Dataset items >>
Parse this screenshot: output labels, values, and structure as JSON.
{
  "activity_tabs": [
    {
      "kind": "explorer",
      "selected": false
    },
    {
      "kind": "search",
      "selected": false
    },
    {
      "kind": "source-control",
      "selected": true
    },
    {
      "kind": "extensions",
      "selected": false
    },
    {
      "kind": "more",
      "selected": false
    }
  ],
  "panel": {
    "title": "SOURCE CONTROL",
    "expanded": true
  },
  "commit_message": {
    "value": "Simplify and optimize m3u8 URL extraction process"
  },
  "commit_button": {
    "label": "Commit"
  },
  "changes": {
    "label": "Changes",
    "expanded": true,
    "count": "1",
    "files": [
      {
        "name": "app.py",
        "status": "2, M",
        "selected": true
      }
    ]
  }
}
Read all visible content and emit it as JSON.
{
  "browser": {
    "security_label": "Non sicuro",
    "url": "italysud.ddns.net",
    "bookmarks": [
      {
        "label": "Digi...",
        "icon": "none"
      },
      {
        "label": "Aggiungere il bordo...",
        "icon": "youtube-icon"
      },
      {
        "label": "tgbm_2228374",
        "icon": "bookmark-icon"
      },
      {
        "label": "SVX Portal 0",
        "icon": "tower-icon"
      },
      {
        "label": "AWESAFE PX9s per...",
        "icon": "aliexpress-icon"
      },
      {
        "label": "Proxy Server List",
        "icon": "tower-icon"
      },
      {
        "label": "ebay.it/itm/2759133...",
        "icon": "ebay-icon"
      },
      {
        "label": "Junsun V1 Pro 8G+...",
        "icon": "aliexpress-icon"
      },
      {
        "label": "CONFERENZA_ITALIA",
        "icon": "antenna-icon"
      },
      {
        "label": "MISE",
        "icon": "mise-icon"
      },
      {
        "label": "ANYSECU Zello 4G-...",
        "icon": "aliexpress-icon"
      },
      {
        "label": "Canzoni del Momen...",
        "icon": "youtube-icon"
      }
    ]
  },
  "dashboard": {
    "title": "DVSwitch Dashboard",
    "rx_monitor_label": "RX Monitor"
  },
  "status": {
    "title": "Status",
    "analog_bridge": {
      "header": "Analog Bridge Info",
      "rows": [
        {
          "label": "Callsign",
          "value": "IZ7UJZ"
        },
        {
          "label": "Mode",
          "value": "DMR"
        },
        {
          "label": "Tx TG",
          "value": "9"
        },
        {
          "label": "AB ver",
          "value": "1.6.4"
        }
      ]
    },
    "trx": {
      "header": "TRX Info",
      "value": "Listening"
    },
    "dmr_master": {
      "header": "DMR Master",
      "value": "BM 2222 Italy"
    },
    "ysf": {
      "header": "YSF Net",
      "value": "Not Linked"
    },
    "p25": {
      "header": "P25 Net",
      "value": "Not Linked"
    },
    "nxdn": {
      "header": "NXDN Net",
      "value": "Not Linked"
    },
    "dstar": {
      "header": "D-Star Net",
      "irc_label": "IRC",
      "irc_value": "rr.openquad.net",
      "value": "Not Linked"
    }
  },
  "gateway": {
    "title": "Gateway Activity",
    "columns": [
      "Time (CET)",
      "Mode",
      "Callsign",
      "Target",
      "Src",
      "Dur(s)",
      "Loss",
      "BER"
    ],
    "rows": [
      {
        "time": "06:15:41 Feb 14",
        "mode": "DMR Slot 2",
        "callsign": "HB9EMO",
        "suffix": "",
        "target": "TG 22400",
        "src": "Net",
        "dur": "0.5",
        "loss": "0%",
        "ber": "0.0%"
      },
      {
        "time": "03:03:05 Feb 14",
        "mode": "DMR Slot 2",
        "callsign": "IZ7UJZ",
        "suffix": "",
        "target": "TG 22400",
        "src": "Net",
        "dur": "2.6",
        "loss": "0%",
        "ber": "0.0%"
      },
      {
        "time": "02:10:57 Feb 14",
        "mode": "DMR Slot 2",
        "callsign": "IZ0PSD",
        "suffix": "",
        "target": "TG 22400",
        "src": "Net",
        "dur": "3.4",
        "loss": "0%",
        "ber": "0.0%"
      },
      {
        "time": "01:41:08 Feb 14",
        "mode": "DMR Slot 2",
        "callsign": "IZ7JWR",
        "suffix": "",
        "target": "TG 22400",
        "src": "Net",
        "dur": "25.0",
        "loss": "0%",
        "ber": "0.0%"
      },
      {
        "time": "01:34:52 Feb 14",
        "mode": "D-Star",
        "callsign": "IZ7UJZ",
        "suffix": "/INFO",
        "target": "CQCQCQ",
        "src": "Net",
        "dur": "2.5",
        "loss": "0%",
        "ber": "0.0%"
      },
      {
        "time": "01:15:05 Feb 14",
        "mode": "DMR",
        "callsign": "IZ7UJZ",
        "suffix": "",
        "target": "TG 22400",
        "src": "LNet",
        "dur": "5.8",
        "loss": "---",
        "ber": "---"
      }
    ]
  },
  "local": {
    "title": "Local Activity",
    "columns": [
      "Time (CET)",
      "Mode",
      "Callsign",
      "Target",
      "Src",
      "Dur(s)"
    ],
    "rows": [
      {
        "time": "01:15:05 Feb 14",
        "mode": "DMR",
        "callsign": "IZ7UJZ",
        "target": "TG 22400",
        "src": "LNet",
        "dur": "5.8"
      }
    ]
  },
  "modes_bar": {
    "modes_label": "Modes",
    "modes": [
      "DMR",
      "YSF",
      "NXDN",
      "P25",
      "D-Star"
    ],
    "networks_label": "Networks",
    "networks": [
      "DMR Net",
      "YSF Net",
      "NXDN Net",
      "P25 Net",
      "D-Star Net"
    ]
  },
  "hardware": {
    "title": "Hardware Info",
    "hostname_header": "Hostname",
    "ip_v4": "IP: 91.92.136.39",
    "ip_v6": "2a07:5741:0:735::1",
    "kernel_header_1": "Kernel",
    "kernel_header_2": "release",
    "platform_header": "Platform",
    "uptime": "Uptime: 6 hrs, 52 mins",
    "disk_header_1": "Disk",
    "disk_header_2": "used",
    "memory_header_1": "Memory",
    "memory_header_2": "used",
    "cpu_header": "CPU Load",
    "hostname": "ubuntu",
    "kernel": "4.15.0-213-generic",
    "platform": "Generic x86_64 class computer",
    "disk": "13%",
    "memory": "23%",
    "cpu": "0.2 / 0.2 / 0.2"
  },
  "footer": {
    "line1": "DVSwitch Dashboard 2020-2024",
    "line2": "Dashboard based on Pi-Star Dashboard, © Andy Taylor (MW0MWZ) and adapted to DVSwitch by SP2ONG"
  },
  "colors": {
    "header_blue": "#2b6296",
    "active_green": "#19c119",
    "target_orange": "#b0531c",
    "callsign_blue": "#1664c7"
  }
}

EXERCISE PROMPT >> Type out the full listing again, exactly as given.

RESPONSE >>
Parse this screenshot: output labels, values, and structure as JSON.
{
  "activity_tabs": [
    {
      "kind": "explorer",
      "selected": false
    },
    {
      "kind": "search",
      "selected": false
    },
    {
      "kind": "source-control",
      "selected": true
    },
    {
      "kind": "extensions",
      "selected": false
    },
    {
      "kind": "more",
      "selected": false
    }
  ],
  "panel": {
    "title": "SOURCE CONTROL",
    "expanded": true
  },
  "commit_message": {
    "value": "Simplify and optimize m3u8 URL extraction process"
  },
  "commit_button": {
    "label": "Commit"
  },
  "changes": {
    "label": "Changes",
    "expanded": true,
    "count": "1",
    "files": [
      {
        "name": "app.py",
        "status": "2, M",
        "selected": true
      }
    ]
  }
}
Read all visible content and emit it as JSON.
{
  "browser": {
    "security_label": "Non sicuro",
    "url": "italysud.ddns.net",
    "bookmarks": [
      {
        "label": "Digi...",
        "icon": "none"
      },
      {
        "label": "Aggiungere il bordo...",
        "icon": "youtube-icon"
      },
      {
        "label": "tgbm_2228374",
        "icon": "bookmark-icon"
      },
      {
        "label": "SVX Portal 0",
        "icon": "tower-icon"
      },
      {
        "label": "AWESAFE PX9s per...",
        "icon": "aliexpress-icon"
      },
      {
        "label": "Proxy Server List",
        "icon": "tower-icon"
      },
      {
        "label": "ebay.it/itm/2759133...",
        "icon": "ebay-icon"
      },
      {
        "label": "Junsun V1 Pro 8G+...",
        "icon": "aliexpress-icon"
      },
      {
        "label": "CONFERENZA_ITALIA",
        "icon": "antenna-icon"
      },
      {
        "label": "MISE",
        "icon": "mise-icon"
      },
      {
        "label": "ANYSECU Zello 4G-...",
        "icon": "aliexpress-icon"
      },
      {
        "label": "Canzoni del Momen...",
        "icon": "youtube-icon"
      }
    ]
  },
  "dashboard": {
    "title": "DVSwitch Dashboard",
    "rx_monitor_label": "RX Monitor"
  },
  "status": {
    "title": "Status",
    "analog_bridge": {
      "header": "Analog Bridge Info",
      "rows": [
        {
          "label": "Callsign",
          "value": "IZ7UJZ"
        },
        {
          "label": "Mode",
          "value": "DMR"
        },
        {
          "label": "Tx TG",
          "value": "9"
        },
        {
          "label": "AB ver",
          "value": "1.6.4"
        }
      ]
    },
    "trx": {
      "header": "TRX Info",
      "value": "Listening"
    },
    "dmr_master": {
      "header": "DMR Master",
      "value": "BM 2222 Italy"
    },
    "ysf": {
      "header": "YSF Net",
      "value": "Not Linked"
    },
    "p25": {
      "header": "P25 Net",
      "value": "Not Linked"
    },
    "nxdn": {
      "header": "NXDN Net",
      "value": "Not Linked"
    },
    "dstar": {
      "header": "D-Star Net",
      "irc_label": "IRC",
      "irc_value": "rr.openquad.net",
      "value": "Not Linked"
    }
  },
  "gateway": {
    "title": "Gateway Activity",
    "columns": [
      "Time (CET)",
      "Mode",
      "Callsign",
      "Target",
      "Src",
      "Dur(s)",
      "Loss",
      "BER"
    ],
    "rows": [
      {
        "time": "06:15:41 Feb 14",
        "mode": "DMR Slot 2",
        "callsign": "HB9EMO",
        "suffix": "",
        "target": "TG 22400",
        "src": "Net",
        "dur": "0.5",
        "loss": "0%",
        "ber": "0.0%"
      },
      {
        "time": "03:03:05 Feb 14",
        "mode": "DMR Slot 2",
        "callsign": "IZ7UJZ",
        "suffix": "",
        "target": "TG 22400",
        "src": "Net",
        "dur": "2.6",
        "loss": "0%",
        "ber": "0.0%"
      },
      {
        "time": "02:10:57 Feb 14",
        "mode": "DMR Slot 2",
        "callsign": "IZ0PSD",
        "suffix": "",
        "target": "TG 22400",
        "src": "Net",
        "dur": "3.4",
        "loss": "0%",
        "ber": "0.0%"
      },
      {
        "time": "01:41:08 Feb 14",
        "mode": "DMR Slot 2",
        "callsign": "IZ7JWR",
        "suffix": "",
        "target": "TG 22400",
        "src": "Net",
        "dur": "25.0",
        "loss": "0%",
        "ber": "0.0%"
      },
      {
        "time": "01:34:52 Feb 14",
        "mode": "D-Star",
        "callsign": "IZ7UJZ",
        "suffix": "/INFO",
        "target": "CQCQCQ",
        "src": "Net",
        "dur": "2.5",
        "loss": "0%",
        "ber": "0.0%"
      },
      {
        "time": "01:15:05 Feb 14",
        "mode": "DMR",
        "callsign": "IZ7UJZ",
        "suffix": "",
        "target": "TG 22400",
        "src": "LNet",
        "dur": "5.8",
        "loss": "---",
        "ber": "---"
      }
    ]
  },
  "local": {
    "title": "Local Activity",
    "columns": [
      "Time (CET)",
      "Mode",
      "Callsign",
      "Target",
      "Src",
      "Dur(s)"
    ],
    "rows": [
      {
        "time": "01:15:05 Feb 14",
        "mode": "DMR",
        "callsign": "IZ7UJZ",
        "target": "TG 22400",
        "src": "LNet",
        "dur": "5.8"
      }
    ]
  },
  "modes_bar": {
    "modes_label": "Modes",
    "modes": [
      "DMR",
      "YSF",
      "NXDN",
      "P25",
      "D-Star"
    ],
    "networks_label": "Networks",
    "networks": [
      "DMR Net",
      "YSF Net",
      "NXDN Net",
      "P25 Net",
      "D-Star Net"
    ]
  },
  "hardware": {
    "title": "Hardware Info",
    "hostname_header": "Hostname",
    "ip_v4": "IP: 91.92.136.39",
    "ip_v6": "2a07:5741:0:735::1",
    "kernel_header_1": "Kernel",
    "kernel_header_2": "release",
    "platform_header": "Platform",
    "uptime": "Uptime: 6 hrs, 52 mins",
    "disk_header_1": "Disk",
    "disk_header_2": "used",
    "memory_header_1": "Memory",
    "memory_header_2": "used",
    "cpu_header": "CPU Load",
    "hostname": "ubuntu",
    "kernel": "4.15.0-213-generic",
    "platform": "Generic x86_64 class computer",
    "disk": "13%",
    "memory": "23%",
    "cpu": "0.2 / 0.2 / 0.2"
  },
  "footer": {
    "line1": "DVSwitch Dashboard 2020-2024",
    "line2": "Dashboard based on Pi-Star Dashboard, © Andy Taylor (MW0MWZ) and adapted to DVSwitch by SP2ONG"
  },
  "colors": {
    "header_blue": "#2b6296",
    "active_green": "#19c119",
    "target_orange": "#b0531c",
    "callsign_blue": "#1664c7"
  }
}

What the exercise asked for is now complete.